• **Goal**
All the records that follow need to be reproduced exactly. Omit the images.

• **Information shown**
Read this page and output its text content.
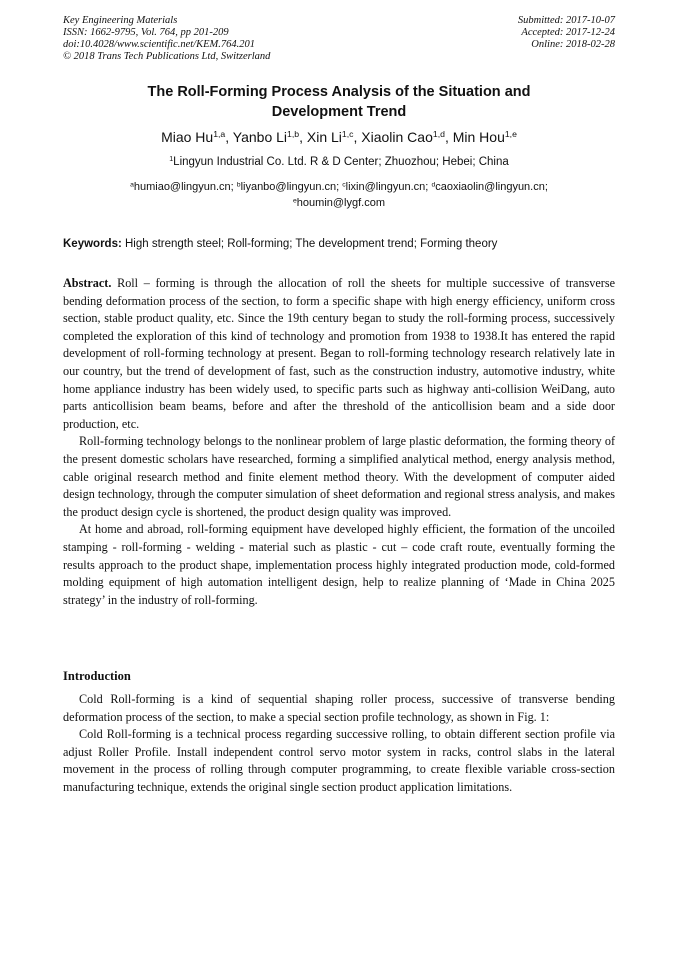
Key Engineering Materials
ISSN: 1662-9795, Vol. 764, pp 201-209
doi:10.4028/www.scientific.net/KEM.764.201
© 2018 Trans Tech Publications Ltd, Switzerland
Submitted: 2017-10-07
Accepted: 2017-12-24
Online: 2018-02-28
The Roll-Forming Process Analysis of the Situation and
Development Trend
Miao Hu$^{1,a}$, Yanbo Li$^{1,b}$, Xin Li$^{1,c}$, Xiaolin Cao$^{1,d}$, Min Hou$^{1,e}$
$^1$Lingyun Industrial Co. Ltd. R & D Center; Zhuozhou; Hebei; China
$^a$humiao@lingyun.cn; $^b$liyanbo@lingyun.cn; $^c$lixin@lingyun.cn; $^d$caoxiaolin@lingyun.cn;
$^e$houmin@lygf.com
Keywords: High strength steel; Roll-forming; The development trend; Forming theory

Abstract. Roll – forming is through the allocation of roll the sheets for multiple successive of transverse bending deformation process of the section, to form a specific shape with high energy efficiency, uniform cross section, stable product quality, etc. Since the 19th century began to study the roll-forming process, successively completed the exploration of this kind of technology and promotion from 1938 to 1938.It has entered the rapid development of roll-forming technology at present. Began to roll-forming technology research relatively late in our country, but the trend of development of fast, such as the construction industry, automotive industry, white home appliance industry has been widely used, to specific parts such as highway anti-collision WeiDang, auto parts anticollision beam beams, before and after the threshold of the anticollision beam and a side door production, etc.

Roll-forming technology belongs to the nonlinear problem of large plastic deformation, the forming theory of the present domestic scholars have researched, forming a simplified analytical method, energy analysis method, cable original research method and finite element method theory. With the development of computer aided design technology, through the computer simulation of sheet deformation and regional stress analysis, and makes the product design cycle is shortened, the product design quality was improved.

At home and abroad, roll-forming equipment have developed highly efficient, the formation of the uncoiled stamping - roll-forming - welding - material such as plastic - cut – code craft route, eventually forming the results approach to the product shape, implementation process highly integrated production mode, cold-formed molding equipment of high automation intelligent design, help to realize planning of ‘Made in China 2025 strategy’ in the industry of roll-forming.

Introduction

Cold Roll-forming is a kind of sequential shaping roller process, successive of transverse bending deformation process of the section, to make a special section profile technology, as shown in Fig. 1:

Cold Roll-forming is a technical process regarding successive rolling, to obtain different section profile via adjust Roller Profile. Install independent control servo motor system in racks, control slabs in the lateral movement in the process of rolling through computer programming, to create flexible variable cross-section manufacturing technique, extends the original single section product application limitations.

• **Result for this exercise**
Read this page and output its text content.
Key Engineering Materials
ISSN: 1662-9795, Vol. 764, pp 201-209
doi:10.4028/www.scientific.net/KEM.764.201
© 2018 Trans Tech Publications Ltd, Switzerland
Submitted: 2017-10-07
Accepted: 2017-12-24
Online: 2018-02-28
The Roll-Forming Process Analysis of the Situation and
Development Trend
Miao Hu$^{1,a}$, Yanbo Li$^{1,b}$, Xin Li$^{1,c}$, Xiaolin Cao$^{1,d}$, Min Hou$^{1,e}$
$^1$Lingyun Industrial Co. Ltd. R & D Center; Zhuozhou; Hebei; China
$^a$humiao@lingyun.cn; $^b$liyanbo@lingyun.cn; $^c$lixin@lingyun.cn; $^d$caoxiaolin@lingyun.cn;
$^e$houmin@lygf.com
Keywords: High strength steel; Roll-forming; The development trend; Forming theory

Abstract. Roll – forming is through the allocation of roll the sheets for multiple successive of transverse bending deformation process of the section, to form a specific shape with high energy efficiency, uniform cross section, stable product quality, etc. Since the 19th century began to study the roll-forming process, successively completed the exploration of this kind of technology and promotion from 1938 to 1938.It has entered the rapid development of roll-forming technology at present. Began to roll-forming technology research relatively late in our country, but the trend of development of fast, such as the construction industry, automotive industry, white home appliance industry has been widely used, to specific parts such as highway anti-collision WeiDang, auto parts anticollision beam beams, before and after the threshold of the anticollision beam and a side door production, etc.

Roll-forming technology belongs to the nonlinear problem of large plastic deformation, the forming theory of the present domestic scholars have researched, forming a simplified analytical method, energy analysis method, cable original research method and finite element method theory. With the development of computer aided design technology, through the computer simulation of sheet deformation and regional stress analysis, and makes the product design cycle is shortened, the product design quality was improved.

At home and abroad, roll-forming equipment have developed highly efficient, the formation of the uncoiled stamping - roll-forming - welding - material such as plastic - cut – code craft route, eventually forming the results approach to the product shape, implementation process highly integrated production mode, cold-formed molding equipment of high automation intelligent design, help to realize planning of ‘Made in China 2025 strategy’ in the industry of roll-forming.

Introduction

Cold Roll-forming is a kind of sequential shaping roller process, successive of transverse bending deformation process of the section, to make a special section profile technology, as shown in Fig. 1:

Cold Roll-forming is a technical process regarding successive rolling, to obtain different section profile via adjust Roller Profile. Install independent control servo motor system in racks, control slabs in the lateral movement in the process of rolling through computer programming, to create flexible variable cross-section manufacturing technique, extends the original single section product application limitations.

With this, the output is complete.